**What the task requires**: Answer with one number: the count of lines in the listing below that hold the word "difference".

Excerpts from a figure dataset
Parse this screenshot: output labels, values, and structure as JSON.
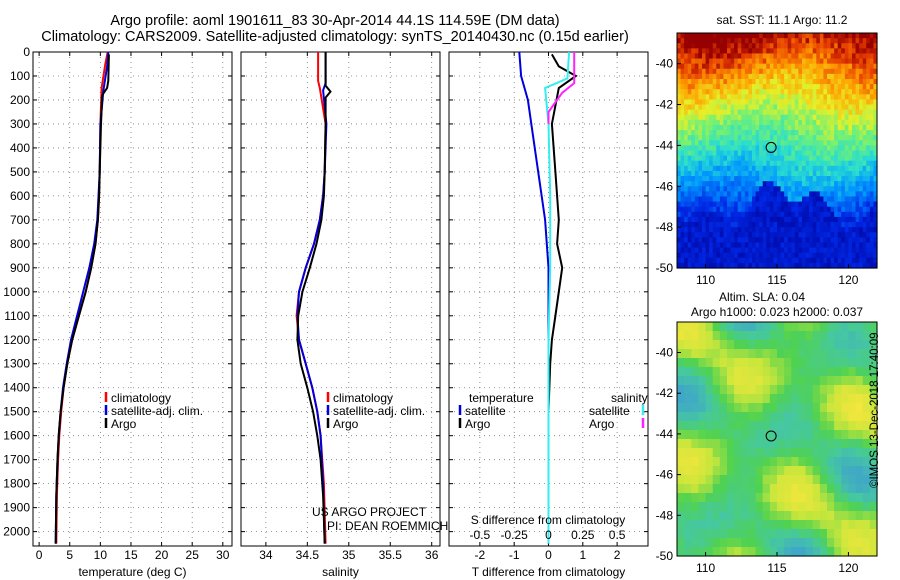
{
  "header": {
    "title1": "Argo profile: aoml 1901611_83 30-Apr-2014 44.1S 114.59E (DM data)",
    "title2": "Climatology: CARS2009. Satellite-adjusted climatology: synTS_20140430.nc (0.15d earlier)"
  },
  "colors": {
    "climatology": "#ff0000",
    "satellite": "#0000dd",
    "argo": "#000000",
    "sat_salinity": "#33eeee",
    "argo_salinity": "#ff22ff"
  },
  "chart_data": [
    {
      "type": "line",
      "id": "temperature",
      "xlabel": "temperature (deg C)",
      "ylabel": "",
      "xlim": [
        -1,
        31.5
      ],
      "ylim": [
        2060,
        0
      ],
      "xticks": [
        0,
        5,
        10,
        15,
        20,
        25,
        30
      ],
      "yticks": [
        0,
        100,
        200,
        300,
        400,
        500,
        600,
        700,
        800,
        900,
        1000,
        1100,
        1200,
        1300,
        1400,
        1500,
        1600,
        1700,
        1800,
        1900,
        2000
      ],
      "legend": [
        "climatology",
        "satellite-adj. clim.",
        "Argo"
      ],
      "series": [
        {
          "name": "climatology",
          "color": "#ff0000",
          "x": [
            11.2,
            10.8,
            10.2,
            10.0,
            9.9,
            9.8,
            9.6,
            9.2,
            8.5,
            7.6,
            6.5,
            5.4,
            4.6,
            4.0,
            3.6,
            3.3,
            3.1,
            2.9,
            2.8
          ],
          "y": [
            0,
            50,
            150,
            300,
            500,
            600,
            700,
            800,
            900,
            1000,
            1100,
            1200,
            1300,
            1400,
            1500,
            1600,
            1700,
            1850,
            2050
          ]
        },
        {
          "name": "satellite-adj. clim.",
          "color": "#0000dd",
          "x": [
            11.3,
            11.1,
            10.5,
            10.0,
            9.9,
            9.7,
            9.5,
            9.0,
            8.2,
            7.2,
            6.2,
            5.2,
            4.5,
            3.9,
            3.5,
            3.2,
            3.0,
            2.8,
            2.7
          ],
          "y": [
            0,
            60,
            160,
            300,
            500,
            600,
            700,
            800,
            900,
            1000,
            1100,
            1200,
            1300,
            1400,
            1500,
            1600,
            1700,
            1850,
            2050
          ]
        },
        {
          "name": "Argo",
          "color": "#000000",
          "x": [
            11.4,
            11.3,
            11.1,
            10.3,
            10.1,
            9.9,
            9.8,
            9.6,
            9.2,
            8.5,
            7.6,
            6.5,
            5.4,
            4.6,
            4.0,
            3.5,
            3.2,
            3.0,
            2.8,
            2.7
          ],
          "y": [
            10,
            120,
            150,
            180,
            300,
            500,
            600,
            700,
            800,
            900,
            1000,
            1100,
            1200,
            1300,
            1400,
            1500,
            1600,
            1700,
            1850,
            2050
          ]
        }
      ]
    },
    {
      "type": "line",
      "id": "salinity",
      "xlabel": "salinity",
      "ylabel": "",
      "xlim": [
        33.7,
        36.1
      ],
      "ylim": [
        2060,
        0
      ],
      "xticks": [
        34,
        34.5,
        35,
        35.5,
        36
      ],
      "xticklabels": [
        "34",
        "34.5",
        "35",
        "35.5",
        "36"
      ],
      "legend": [
        "climatology",
        "satellite-adj. clim.",
        "Argo"
      ],
      "series": [
        {
          "name": "climatology",
          "color": "#ff0000",
          "x": [
            34.63,
            34.63,
            34.65,
            34.72,
            34.71,
            34.69,
            34.65,
            34.58,
            34.48,
            34.4,
            34.37,
            34.4,
            34.48,
            34.56,
            34.62,
            34.66,
            34.7,
            34.72
          ],
          "y": [
            0,
            120,
            150,
            300,
            500,
            600,
            700,
            800,
            900,
            1000,
            1100,
            1200,
            1300,
            1400,
            1500,
            1600,
            1800,
            2050
          ]
        },
        {
          "name": "satellite-adj. clim.",
          "color": "#0000dd",
          "x": [
            34.72,
            34.72,
            34.69,
            34.73,
            34.71,
            34.69,
            34.65,
            34.58,
            34.48,
            34.4,
            34.38,
            34.4,
            34.48,
            34.56,
            34.62,
            34.66,
            34.69,
            34.71
          ],
          "y": [
            0,
            130,
            160,
            300,
            500,
            600,
            700,
            800,
            900,
            1000,
            1100,
            1200,
            1300,
            1400,
            1500,
            1600,
            1800,
            2050
          ]
        },
        {
          "name": "Argo",
          "color": "#000000",
          "x": [
            34.72,
            34.72,
            34.78,
            34.72,
            34.72,
            34.71,
            34.7,
            34.67,
            34.61,
            34.53,
            34.44,
            34.39,
            34.38,
            34.42,
            34.5,
            34.57,
            34.62,
            34.66,
            34.69,
            34.71
          ],
          "y": [
            0,
            140,
            165,
            190,
            300,
            500,
            600,
            700,
            800,
            900,
            1000,
            1100,
            1200,
            1300,
            1400,
            1500,
            1600,
            1700,
            1850,
            2050
          ]
        }
      ],
      "annotations": [
        "US ARGO PROJECT",
        "PI: DEAN ROEMMICH"
      ]
    },
    {
      "type": "line",
      "id": "difference",
      "xlabel": "T difference from climatology",
      "xlabel2": "S difference from climatology",
      "xlim": [
        -2.9,
        2.9
      ],
      "ylim": [
        2060,
        0
      ],
      "xticks": [
        -2,
        -1,
        0,
        1,
        2
      ],
      "xticklabels": [
        "-2",
        "-1",
        "0",
        "1",
        "2"
      ],
      "xticks2": [
        -0.5,
        -0.25,
        0,
        0.25,
        0.5
      ],
      "xticklabels2": [
        "-0.5",
        "-0.25",
        "0",
        "0.25",
        "0.5"
      ],
      "legend_left_title": "temperature",
      "legend_right_title": "salinity",
      "legend_left": [
        "satellite",
        "Argo"
      ],
      "legend_right": [
        "satellite",
        "Argo"
      ],
      "series": [
        {
          "name": "T satellite",
          "color": "#0000dd",
          "x": [
            -0.85,
            -0.8,
            -0.6,
            -0.5,
            -0.3,
            -0.1,
            0.0,
            0.0,
            0.0,
            0.0
          ],
          "y": [
            0,
            100,
            200,
            300,
            500,
            700,
            900,
            1100,
            1500,
            2050
          ]
        },
        {
          "name": "T Argo",
          "color": "#000000",
          "x": [
            0.1,
            0.3,
            0.8,
            0.3,
            0.1,
            0.2,
            0.3,
            0.25,
            0.4,
            0.3,
            0.2,
            0.1,
            0.05,
            0.0,
            0.0
          ],
          "y": [
            10,
            60,
            100,
            150,
            300,
            500,
            700,
            800,
            900,
            1000,
            1100,
            1200,
            1300,
            1500,
            2050
          ]
        },
        {
          "name": "S satellite",
          "color": "#33eeee",
          "x": [
            0.6,
            0.55,
            -0.1,
            0.0,
            0.05,
            0.05,
            0.0,
            0.0,
            0.0
          ],
          "y": [
            0,
            110,
            150,
            300,
            600,
            900,
            1200,
            1600,
            2050
          ]
        },
        {
          "name": "S Argo",
          "color": "#ff22ff",
          "x": [
            0.75,
            0.75,
            0.4,
            0.0,
            0.0
          ],
          "y": [
            0,
            130,
            170,
            250,
            300
          ]
        }
      ]
    },
    {
      "type": "heatmap",
      "id": "sst_map",
      "title": "sat. SST: 11.1 Argo: 11.2",
      "xlim": [
        108,
        122
      ],
      "ylim": [
        -50,
        -38.5
      ],
      "xticks": [
        110,
        115,
        120
      ],
      "yticks": [
        -40,
        -42,
        -44,
        -46,
        -48,
        -50
      ],
      "marker": {
        "lon": 114.59,
        "lat": -44.1
      }
    },
    {
      "type": "heatmap",
      "id": "sla_map",
      "title1": "Altim. SLA: 0.04",
      "title2": "Argo h1000: 0.023 h2000: 0.037",
      "xlim": [
        108,
        122
      ],
      "ylim": [
        -50,
        -38.5
      ],
      "xticks": [
        110,
        115,
        120
      ],
      "yticks": [
        -40,
        -42,
        -44,
        -46,
        -48,
        -50
      ],
      "marker": {
        "lon": 114.59,
        "lat": -44.1
      }
    }
  ],
  "side_label": "©IMOS 13-Dec-2018 17:40:09"
}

**Response to the task**: 3